## ASSIGNMENT 1
Answer these questions about the neuroblastoma study abstract, one line each:
(a) How many patients did the study enroll?
(b) What share of vessel circumference defines partial encasement?
(c) Which imaging method supplied the preoperative findings?
## ASSIGNMENT 2
Rewrite the neuroblastoma study abstract between "Rationale and Objectives" and "injuries in abdominal or pelvic neuroblastomas.", inclusive, substituting "tumors" for every "neuroblastomas".
## ASSIGNMENT 3
Proceed with the neuroblastoma study abstract from where it stops.

## DOCUMENT EXTRACT
○ ○ ○ ○
Rationale and Objectives
This research examines the prevalence and occurrence of intraoperative vascular injuries
in abdominal or pelvic neuroblastomas. It also investigates the correlations between
preoperative radiographic vascular involvement on computed tomography (CT) and intraoperative
vascular injuries in abdominal or pelvic neuroblastomas.
Materials and Methods
This study enrolled 297 patients with abdominal or pelvic neuroblastomas. The relationships
between neuroblastomas and adjacent arteries on preoperative CT were categorized as
no contact, contact (less than 50% of vessel circumference involved), partial encasement
(less than 100% of vessel circumference involved), and total encasement (100% of vessel
circumference involved). Similarly, the relationships between neuroblastomas and adjacent
veins on preoperative CT were categorized as no compression, flattened with a visible
lumen, and flattened with an invisible lumen. Furthermore, the correlations between
preoperative radiographic vascular involvement of neuroblastomas and intraoperative
vascular injuries were analyzed.
○ ○ ○ ○
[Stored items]
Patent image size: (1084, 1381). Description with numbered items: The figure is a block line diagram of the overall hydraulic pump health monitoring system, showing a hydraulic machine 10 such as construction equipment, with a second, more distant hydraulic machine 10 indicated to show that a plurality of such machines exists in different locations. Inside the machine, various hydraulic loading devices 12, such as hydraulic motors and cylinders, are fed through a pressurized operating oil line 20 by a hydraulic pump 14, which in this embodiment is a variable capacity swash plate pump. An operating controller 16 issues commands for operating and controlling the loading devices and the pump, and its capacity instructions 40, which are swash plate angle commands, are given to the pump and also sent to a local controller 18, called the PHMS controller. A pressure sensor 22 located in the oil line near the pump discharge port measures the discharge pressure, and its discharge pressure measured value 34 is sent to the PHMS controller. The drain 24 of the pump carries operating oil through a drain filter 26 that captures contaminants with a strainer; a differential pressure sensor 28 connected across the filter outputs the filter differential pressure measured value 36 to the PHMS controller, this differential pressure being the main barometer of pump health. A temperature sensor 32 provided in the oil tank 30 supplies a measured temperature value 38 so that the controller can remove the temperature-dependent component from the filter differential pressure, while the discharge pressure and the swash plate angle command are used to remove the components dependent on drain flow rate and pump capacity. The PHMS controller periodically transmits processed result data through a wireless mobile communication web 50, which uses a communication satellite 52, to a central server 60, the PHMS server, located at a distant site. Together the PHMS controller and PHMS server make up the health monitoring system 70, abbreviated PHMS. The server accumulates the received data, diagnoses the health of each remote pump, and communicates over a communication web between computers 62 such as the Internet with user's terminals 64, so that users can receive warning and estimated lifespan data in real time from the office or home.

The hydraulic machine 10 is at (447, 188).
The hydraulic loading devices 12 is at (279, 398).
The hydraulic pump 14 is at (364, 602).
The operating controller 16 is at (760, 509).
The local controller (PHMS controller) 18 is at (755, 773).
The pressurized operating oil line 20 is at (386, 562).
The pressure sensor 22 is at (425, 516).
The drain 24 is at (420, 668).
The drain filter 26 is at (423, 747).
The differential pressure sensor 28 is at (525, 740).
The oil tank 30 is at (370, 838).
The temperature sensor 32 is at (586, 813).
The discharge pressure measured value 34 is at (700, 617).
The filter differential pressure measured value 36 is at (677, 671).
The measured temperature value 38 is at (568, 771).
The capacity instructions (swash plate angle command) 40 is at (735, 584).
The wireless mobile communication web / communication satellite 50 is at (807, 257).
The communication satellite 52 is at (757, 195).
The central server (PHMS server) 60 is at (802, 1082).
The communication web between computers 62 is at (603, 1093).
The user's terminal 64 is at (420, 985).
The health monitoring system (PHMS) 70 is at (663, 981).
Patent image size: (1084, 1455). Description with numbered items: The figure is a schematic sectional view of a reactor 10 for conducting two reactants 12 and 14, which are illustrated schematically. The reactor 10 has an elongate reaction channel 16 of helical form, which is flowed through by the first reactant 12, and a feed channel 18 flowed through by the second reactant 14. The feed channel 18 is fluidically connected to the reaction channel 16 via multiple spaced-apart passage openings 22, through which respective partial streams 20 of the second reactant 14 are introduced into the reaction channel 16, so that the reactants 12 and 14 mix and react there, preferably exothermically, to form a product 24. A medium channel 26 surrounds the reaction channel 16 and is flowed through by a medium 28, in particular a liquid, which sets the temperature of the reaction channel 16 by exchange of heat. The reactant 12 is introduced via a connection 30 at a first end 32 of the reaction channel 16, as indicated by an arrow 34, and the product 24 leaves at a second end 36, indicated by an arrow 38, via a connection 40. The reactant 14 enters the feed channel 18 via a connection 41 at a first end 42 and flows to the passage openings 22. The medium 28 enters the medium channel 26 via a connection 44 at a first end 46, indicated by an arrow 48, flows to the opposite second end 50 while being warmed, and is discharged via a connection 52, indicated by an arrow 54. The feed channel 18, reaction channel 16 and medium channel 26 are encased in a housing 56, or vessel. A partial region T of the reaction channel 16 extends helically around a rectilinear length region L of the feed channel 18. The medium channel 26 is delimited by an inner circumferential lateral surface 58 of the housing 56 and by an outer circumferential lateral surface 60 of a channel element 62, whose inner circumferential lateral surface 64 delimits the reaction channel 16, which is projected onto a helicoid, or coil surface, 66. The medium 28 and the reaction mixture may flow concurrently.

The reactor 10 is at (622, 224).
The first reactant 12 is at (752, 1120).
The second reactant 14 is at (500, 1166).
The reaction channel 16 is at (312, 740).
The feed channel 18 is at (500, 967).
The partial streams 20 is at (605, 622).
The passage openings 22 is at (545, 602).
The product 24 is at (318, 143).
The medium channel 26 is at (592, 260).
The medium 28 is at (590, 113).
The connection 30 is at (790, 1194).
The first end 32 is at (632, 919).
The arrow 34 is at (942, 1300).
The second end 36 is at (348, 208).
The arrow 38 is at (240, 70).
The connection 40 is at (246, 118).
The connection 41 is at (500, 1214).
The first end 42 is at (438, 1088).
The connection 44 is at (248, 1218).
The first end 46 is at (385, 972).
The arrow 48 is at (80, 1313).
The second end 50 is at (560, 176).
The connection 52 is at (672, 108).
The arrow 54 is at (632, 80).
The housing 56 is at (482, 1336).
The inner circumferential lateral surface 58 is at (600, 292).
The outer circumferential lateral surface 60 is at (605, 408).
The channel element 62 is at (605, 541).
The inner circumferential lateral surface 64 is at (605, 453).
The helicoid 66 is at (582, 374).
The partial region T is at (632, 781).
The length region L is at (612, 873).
○ ○ ○ ○
## WRITTEN RESPONSE 1
(a) 297 patients
(b) Less than 100% of the vessel circumference
(c) Computed tomography (CT)

## WRITTEN RESPONSE 2
Rationale and Objectives
This research examines the prevalence and occurrence of intraoperative vascular injuries
in abdominal or pelvic tumors. It also investigates the correlations between
preoperative radiographic vascular involvement on computed tomography (CT) and intraoperative
vascular injuries in abdominal or pelvic tumors.

## WRITTEN RESPONSE 3
Results
A total of 61 patients had intraoperative vascular injuries, among which 76 vessels
suffered injuries. Venous injuries (66/76, 86.84%) were more common than arterial
injuries (10/76, 13.16%). Moreover, venous injuries frequently occurred in the inferior
vena cava (32/66, 48.48%), renal veins (19/66, 28.79%), and iliac veins (8/66, 12.12%).
All the injured arteries exhibited a total encasement on preoperative CT, and no injury
occurred when the arteries were contacted or partially encased. In total, 87.88% (58/66)
of injured veins were flattened with a visible lumen on preoperative CT, whereas only
12.12% (8/66) of the injured veins were flattened with an invisible lumen.
Conclusion
Intraoperative injuries to veins occur more frequently than that to arteries in abdominal
or pelvic neuroblastomas. Importantly, intraoperative injuries to veins may occur
even if the veins are flattened with a visible lumen.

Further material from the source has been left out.